Dataset records.
* * * *
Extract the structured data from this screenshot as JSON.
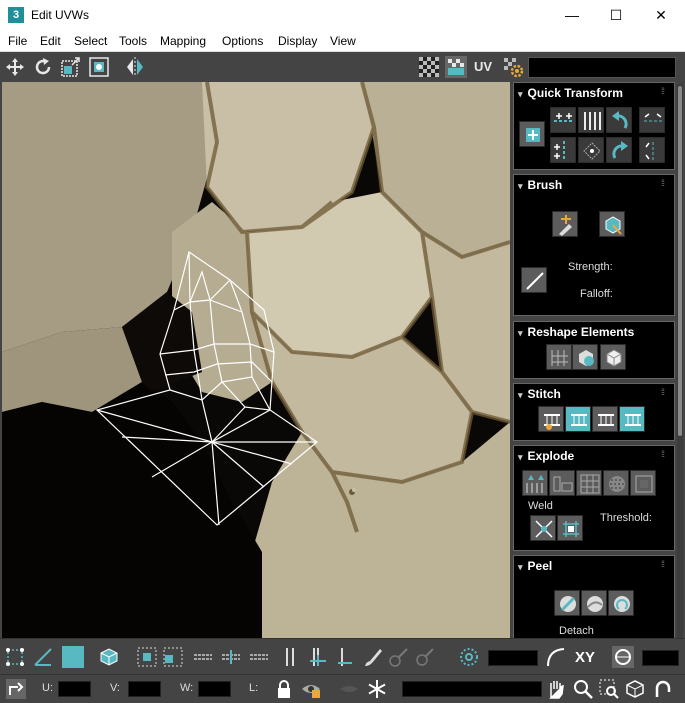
{
  "window": {
    "app_icon_text": "3",
    "title": "Edit UVWs",
    "minimize_glyph": "—",
    "maximize_glyph": "☐",
    "close_glyph": "✕"
  },
  "menu": [
    "File",
    "Edit",
    "Select",
    "Tools",
    "Mapping",
    "Options",
    "Display",
    "View"
  ],
  "toolbar_top": {
    "uv_label": "UV"
  },
  "panel": {
    "quick_transform": {
      "title": "Quick Transform"
    },
    "brush": {
      "title": "Brush",
      "strength_label": "Strength:",
      "falloff_label": "Falloff:"
    },
    "reshape": {
      "title": "Reshape Elements"
    },
    "stitch": {
      "title": "Stitch"
    },
    "explode": {
      "title": "Explode",
      "weld_label": "Weld",
      "threshold_label": "Threshold:"
    },
    "peel": {
      "title": "Peel",
      "detach_label": "Detach"
    }
  },
  "bottom": {
    "xy_label": "XY",
    "u_label": "U:",
    "v_label": "V:",
    "w_label": "W:",
    "l_label": "L:"
  },
  "colors": {
    "accent": "#59b9c3",
    "panel_bg": "#444444",
    "rollout_bg": "#000000",
    "wire": "#ffffff"
  }
}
* * * *
Task brief. Quote the preceding listing precisely and completely, omitting its images.

Solution for this exercise.
Extract the structured data from this screenshot as JSON.
{
  "window": {
    "app_icon_text": "3",
    "title": "Edit UVWs",
    "minimize_glyph": "—",
    "maximize_glyph": "☐",
    "close_glyph": "✕"
  },
  "menu": [
    "File",
    "Edit",
    "Select",
    "Tools",
    "Mapping",
    "Options",
    "Display",
    "View"
  ],
  "toolbar_top": {
    "uv_label": "UV"
  },
  "panel": {
    "quick_transform": {
      "title": "Quick Transform"
    },
    "brush": {
      "title": "Brush",
      "strength_label": "Strength:",
      "falloff_label": "Falloff:"
    },
    "reshape": {
      "title": "Reshape Elements"
    },
    "stitch": {
      "title": "Stitch"
    },
    "explode": {
      "title": "Explode",
      "weld_label": "Weld",
      "threshold_label": "Threshold:"
    },
    "peel": {
      "title": "Peel",
      "detach_label": "Detach"
    }
  },
  "bottom": {
    "xy_label": "XY",
    "u_label": "U:",
    "v_label": "V:",
    "w_label": "W:",
    "l_label": "L:"
  },
  "colors": {
    "accent": "#59b9c3",
    "panel_bg": "#444444",
    "rollout_bg": "#000000",
    "wire": "#ffffff"
  }
}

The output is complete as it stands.